Task objective => Quote the whole listing exactly. Leave the pictures out of your copy.

[Collection entries]
□ □ □ □ □ □ □

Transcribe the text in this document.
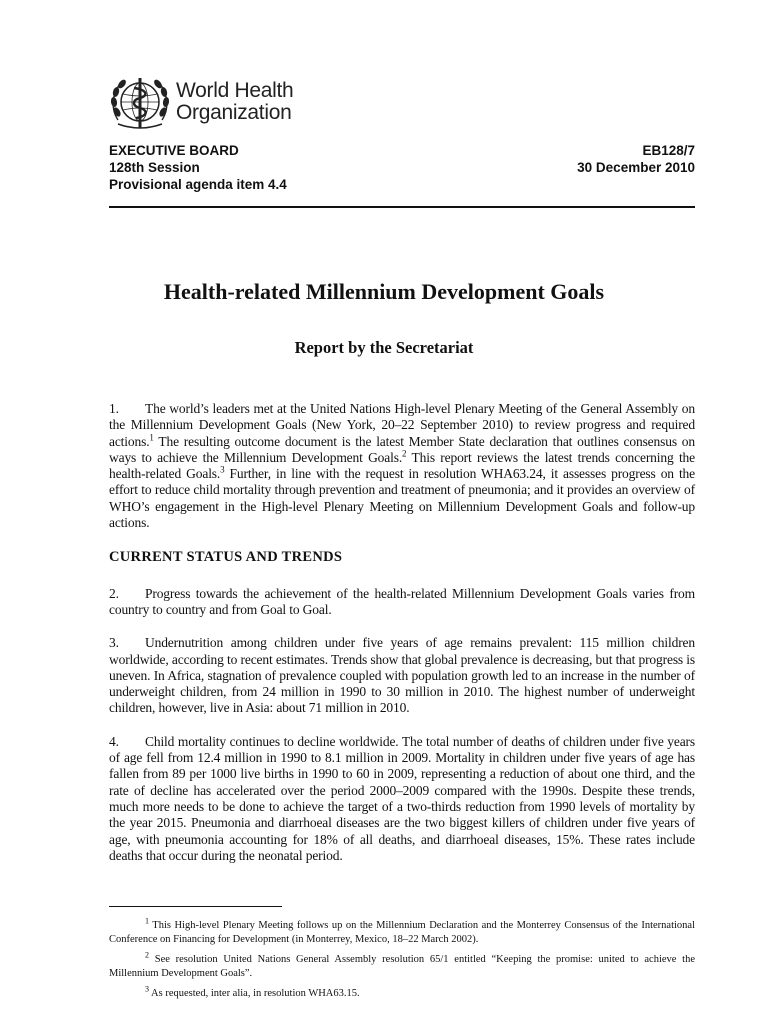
World Health
Organization
EXECUTIVE BOARD
128th Session
Provisional agenda item 4.4
EB128/7
30 December 2010
Health-related Millennium Development Goals
Report by the Secretariat

1. The world’s leaders met at the United Nations High-level Plenary Meeting of the General Assembly on the Millennium Development Goals (New York, 20–22 September 2010) to review progress and required actions.$^1$ The resulting outcome document is the latest Member State declaration that outlines consensus on ways to achieve the Millennium Development Goals.$^2$ This report reviews the latest trends concerning the health-related Goals.$^3$ Further, in line with the request in resolution WHA63.24, it assesses progress on the effort to reduce child mortality through prevention and treatment of pneumonia; and it provides an overview of WHO’s engagement in the High-level Plenary Meeting on Millennium Development Goals and follow-up actions.

CURRENT STATUS AND TRENDS

2. Progress towards the achievement of the health-related Millennium Development Goals varies from country to country and from Goal to Goal.

3. Undernutrition among children under five years of age remains prevalent: 115 million children worldwide, according to recent estimates. Trends show that global prevalence is decreasing, but that progress is uneven. In Africa, stagnation of prevalence coupled with population growth led to an increase in the number of underweight children, from 24 million in 1990 to 30 million in 2010. The highest number of underweight children, however, live in Asia: about 71 million in 2010.

4. Child mortality continues to decline worldwide. The total number of deaths of children under five years of age fell from 12.4 million in 1990 to 8.1 million in 2009. Mortality in children under five years of age has fallen from 89 per 1000 live births in 1990 to 60 in 2009, representing a reduction of about one third, and the rate of decline has accelerated over the period 2000–2009 compared with the 1990s. Despite these trends, much more needs to be done to achieve the target of a two-thirds reduction from 1990 levels of mortality by the year 2015. Pneumonia and diarrhoeal diseases are the two biggest killers of children under five years of age, with pneumonia accounting for 18% of all deaths, and diarrhoeal diseases, 15%. These rates include deaths that occur during the neonatal period.

$^1$ This High-level Plenary Meeting follows up on the Millennium Declaration and the Monterrey Consensus of the International Conference on Financing for Development (in Monterrey, Mexico, 18–22 March 2002).

$^2$ See resolution United Nations General Assembly resolution 65/1 entitled “Keeping the promise: united to achieve the Millennium Development Goals”.

$^3$ As requested, inter alia, in resolution WHA63.15.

□ □ □ □ □ □ □

Answer to the exercise =>
Transcribe the text in this document.
World Health
Organization
EXECUTIVE BOARD
128th Session
Provisional agenda item 4.4
EB128/7
30 December 2010
Health-related Millennium Development Goals
Report by the Secretariat

1. The world’s leaders met at the United Nations High-level Plenary Meeting of the General Assembly on the Millennium Development Goals (New York, 20–22 September 2010) to review progress and required actions.$^1$ The resulting outcome document is the latest Member State declaration that outlines consensus on ways to achieve the Millennium Development Goals.$^2$ This report reviews the latest trends concerning the health-related Goals.$^3$ Further, in line with the request in resolution WHA63.24, it assesses progress on the effort to reduce child mortality through prevention and treatment of pneumonia; and it provides an overview of WHO’s engagement in the High-level Plenary Meeting on Millennium Development Goals and follow-up actions.

CURRENT STATUS AND TRENDS

2. Progress towards the achievement of the health-related Millennium Development Goals varies from country to country and from Goal to Goal.

3. Undernutrition among children under five years of age remains prevalent: 115 million children worldwide, according to recent estimates. Trends show that global prevalence is decreasing, but that progress is uneven. In Africa, stagnation of prevalence coupled with population growth led to an increase in the number of underweight children, from 24 million in 1990 to 30 million in 2010. The highest number of underweight children, however, live in Asia: about 71 million in 2010.

4. Child mortality continues to decline worldwide. The total number of deaths of children under five years of age fell from 12.4 million in 1990 to 8.1 million in 2009. Mortality in children under five years of age has fallen from 89 per 1000 live births in 1990 to 60 in 2009, representing a reduction of about one third, and the rate of decline has accelerated over the period 2000–2009 compared with the 1990s. Despite these trends, much more needs to be done to achieve the target of a two-thirds reduction from 1990 levels of mortality by the year 2015. Pneumonia and diarrhoeal diseases are the two biggest killers of children under five years of age, with pneumonia accounting for 18% of all deaths, and diarrhoeal diseases, 15%. These rates include deaths that occur during the neonatal period.

$^1$ This High-level Plenary Meeting follows up on the Millennium Declaration and the Monterrey Consensus of the International Conference on Financing for Development (in Monterrey, Mexico, 18–22 March 2002).

$^2$ See resolution United Nations General Assembly resolution 65/1 entitled “Keeping the promise: united to achieve the Millennium Development Goals”.

$^3$ As requested, inter alia, in resolution WHA63.15.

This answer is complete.